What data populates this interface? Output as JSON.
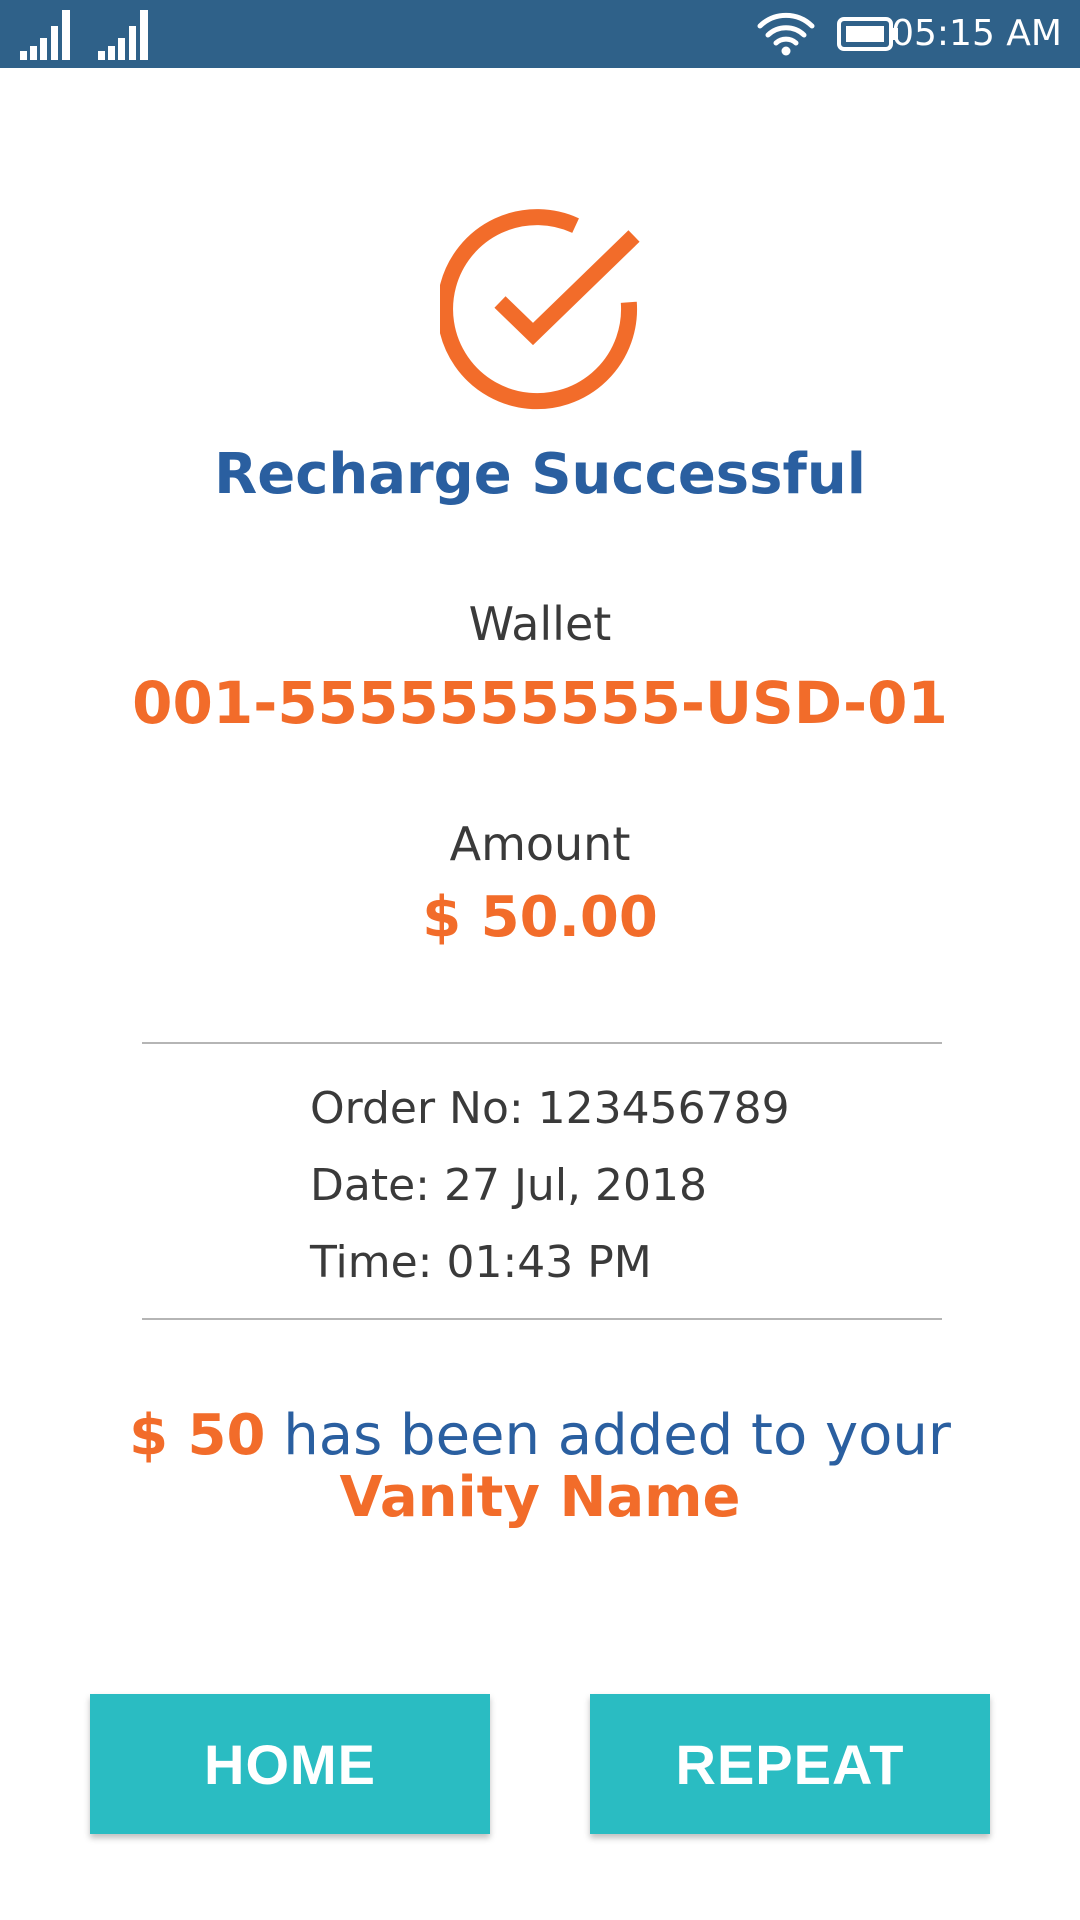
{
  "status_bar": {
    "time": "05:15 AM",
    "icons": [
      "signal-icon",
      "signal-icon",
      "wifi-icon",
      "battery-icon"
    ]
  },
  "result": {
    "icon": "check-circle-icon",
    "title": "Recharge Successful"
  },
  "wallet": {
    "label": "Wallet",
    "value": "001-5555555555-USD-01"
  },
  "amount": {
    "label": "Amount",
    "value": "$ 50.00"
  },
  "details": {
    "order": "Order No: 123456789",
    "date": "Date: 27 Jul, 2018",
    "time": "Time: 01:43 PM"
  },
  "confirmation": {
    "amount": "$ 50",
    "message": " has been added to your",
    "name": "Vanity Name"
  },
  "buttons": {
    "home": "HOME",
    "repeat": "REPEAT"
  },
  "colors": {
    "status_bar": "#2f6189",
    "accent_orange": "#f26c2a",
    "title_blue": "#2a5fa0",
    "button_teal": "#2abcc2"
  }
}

= What is needed =
Search the records for the string "value" and return every line in which it occurs.

= Solved exercise =
    "value": "001-5555555555-USD-01"
    "value": "$ 50.00"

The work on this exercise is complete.